### What you should do
Tally the lines in the records underneath that contain the string "JSON", and state the figure by itself.

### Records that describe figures
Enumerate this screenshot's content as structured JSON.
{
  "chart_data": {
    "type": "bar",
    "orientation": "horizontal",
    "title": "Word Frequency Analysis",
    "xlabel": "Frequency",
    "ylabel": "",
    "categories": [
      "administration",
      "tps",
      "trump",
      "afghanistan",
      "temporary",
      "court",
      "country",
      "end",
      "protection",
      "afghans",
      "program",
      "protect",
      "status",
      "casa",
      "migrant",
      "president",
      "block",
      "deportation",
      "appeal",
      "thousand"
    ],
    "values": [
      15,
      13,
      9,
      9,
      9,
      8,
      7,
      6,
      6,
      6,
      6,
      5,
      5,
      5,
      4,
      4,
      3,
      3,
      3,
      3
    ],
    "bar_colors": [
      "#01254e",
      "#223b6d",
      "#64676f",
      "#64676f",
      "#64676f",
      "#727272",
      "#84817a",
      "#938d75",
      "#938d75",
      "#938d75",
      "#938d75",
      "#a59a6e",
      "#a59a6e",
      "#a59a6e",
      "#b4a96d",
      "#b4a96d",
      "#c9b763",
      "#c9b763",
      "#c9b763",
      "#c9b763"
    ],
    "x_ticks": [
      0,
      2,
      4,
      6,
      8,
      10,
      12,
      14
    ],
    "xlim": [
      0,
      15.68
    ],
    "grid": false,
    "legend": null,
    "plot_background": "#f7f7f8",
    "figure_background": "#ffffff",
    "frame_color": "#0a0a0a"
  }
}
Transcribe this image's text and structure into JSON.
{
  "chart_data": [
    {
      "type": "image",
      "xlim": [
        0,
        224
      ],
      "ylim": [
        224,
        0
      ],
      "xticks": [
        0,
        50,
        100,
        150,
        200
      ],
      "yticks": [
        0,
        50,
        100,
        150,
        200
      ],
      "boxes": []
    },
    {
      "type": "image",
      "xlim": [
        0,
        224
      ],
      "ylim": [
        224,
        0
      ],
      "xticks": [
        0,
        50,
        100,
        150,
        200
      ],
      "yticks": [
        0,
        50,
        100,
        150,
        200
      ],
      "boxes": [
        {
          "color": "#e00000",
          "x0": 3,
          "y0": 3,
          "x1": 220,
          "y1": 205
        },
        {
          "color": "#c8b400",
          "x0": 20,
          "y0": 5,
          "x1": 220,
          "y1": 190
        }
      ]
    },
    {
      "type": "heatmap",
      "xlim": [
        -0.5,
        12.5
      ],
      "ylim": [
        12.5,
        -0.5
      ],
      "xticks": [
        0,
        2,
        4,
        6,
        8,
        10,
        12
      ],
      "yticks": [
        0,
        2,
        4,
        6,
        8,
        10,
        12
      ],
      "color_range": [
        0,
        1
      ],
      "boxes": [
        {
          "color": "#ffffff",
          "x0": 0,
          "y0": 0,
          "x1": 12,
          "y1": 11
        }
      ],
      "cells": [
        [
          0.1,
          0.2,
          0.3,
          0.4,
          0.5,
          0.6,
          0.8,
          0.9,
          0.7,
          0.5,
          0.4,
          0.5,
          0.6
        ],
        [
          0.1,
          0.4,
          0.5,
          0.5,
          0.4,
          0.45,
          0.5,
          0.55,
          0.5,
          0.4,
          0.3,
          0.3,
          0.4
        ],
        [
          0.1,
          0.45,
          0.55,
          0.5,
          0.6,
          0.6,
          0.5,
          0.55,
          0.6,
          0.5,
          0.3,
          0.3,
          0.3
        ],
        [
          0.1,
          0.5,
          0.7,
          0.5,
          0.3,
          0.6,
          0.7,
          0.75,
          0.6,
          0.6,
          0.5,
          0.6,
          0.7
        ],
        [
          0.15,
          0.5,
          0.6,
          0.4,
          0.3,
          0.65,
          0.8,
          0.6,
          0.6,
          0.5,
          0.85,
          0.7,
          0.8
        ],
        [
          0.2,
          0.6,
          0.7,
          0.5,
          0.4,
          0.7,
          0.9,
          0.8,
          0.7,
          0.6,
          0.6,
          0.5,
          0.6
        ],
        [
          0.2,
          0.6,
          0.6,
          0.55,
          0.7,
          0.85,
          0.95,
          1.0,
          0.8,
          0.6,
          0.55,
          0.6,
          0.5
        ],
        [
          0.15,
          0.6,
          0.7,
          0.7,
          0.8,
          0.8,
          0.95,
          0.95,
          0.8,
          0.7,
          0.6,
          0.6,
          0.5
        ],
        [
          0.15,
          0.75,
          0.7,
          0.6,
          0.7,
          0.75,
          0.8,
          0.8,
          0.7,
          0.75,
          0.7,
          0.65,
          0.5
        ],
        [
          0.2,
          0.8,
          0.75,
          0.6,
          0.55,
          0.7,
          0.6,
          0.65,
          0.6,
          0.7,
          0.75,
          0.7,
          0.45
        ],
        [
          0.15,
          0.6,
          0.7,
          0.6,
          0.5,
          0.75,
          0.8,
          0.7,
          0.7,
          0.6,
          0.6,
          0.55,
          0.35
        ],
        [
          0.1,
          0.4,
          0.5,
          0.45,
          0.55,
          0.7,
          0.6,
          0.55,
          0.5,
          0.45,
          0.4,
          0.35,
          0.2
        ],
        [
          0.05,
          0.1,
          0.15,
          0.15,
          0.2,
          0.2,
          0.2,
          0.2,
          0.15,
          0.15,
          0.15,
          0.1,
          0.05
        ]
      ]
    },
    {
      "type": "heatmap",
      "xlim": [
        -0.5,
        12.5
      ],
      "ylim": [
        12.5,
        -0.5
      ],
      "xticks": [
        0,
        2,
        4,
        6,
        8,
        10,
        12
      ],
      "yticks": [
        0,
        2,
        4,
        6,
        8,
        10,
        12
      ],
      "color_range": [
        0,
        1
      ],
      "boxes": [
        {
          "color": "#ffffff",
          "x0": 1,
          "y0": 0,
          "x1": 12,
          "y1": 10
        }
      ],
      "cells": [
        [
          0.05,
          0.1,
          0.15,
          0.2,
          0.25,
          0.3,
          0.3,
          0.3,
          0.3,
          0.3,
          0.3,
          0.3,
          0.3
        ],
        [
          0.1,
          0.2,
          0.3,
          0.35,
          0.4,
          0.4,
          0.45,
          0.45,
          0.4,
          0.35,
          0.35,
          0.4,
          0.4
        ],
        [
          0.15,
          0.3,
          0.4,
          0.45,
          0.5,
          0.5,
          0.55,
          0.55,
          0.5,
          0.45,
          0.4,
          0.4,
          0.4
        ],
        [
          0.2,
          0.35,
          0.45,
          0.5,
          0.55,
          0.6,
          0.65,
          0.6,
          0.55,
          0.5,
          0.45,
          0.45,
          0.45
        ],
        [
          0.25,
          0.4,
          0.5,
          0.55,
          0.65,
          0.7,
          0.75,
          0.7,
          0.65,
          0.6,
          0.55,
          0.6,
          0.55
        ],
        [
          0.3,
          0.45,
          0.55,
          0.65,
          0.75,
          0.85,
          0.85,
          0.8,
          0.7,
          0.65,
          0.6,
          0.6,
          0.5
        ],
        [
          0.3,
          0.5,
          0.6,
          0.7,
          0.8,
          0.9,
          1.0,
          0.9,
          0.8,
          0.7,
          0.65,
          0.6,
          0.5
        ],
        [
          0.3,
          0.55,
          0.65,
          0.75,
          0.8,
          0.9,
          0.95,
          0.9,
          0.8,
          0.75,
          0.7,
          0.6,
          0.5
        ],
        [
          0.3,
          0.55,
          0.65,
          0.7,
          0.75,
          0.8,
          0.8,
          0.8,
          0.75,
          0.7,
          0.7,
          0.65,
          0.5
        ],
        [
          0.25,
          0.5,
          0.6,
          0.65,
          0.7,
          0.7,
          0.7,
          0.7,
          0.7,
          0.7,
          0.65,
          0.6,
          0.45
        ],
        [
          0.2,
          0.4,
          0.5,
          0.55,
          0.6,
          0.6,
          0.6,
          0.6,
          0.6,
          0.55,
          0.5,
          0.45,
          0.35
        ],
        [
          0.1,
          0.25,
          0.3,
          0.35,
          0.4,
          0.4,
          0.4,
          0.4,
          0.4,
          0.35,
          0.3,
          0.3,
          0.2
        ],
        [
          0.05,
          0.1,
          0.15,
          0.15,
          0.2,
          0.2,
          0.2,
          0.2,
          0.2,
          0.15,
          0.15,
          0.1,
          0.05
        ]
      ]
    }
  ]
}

### Solution to the problem
2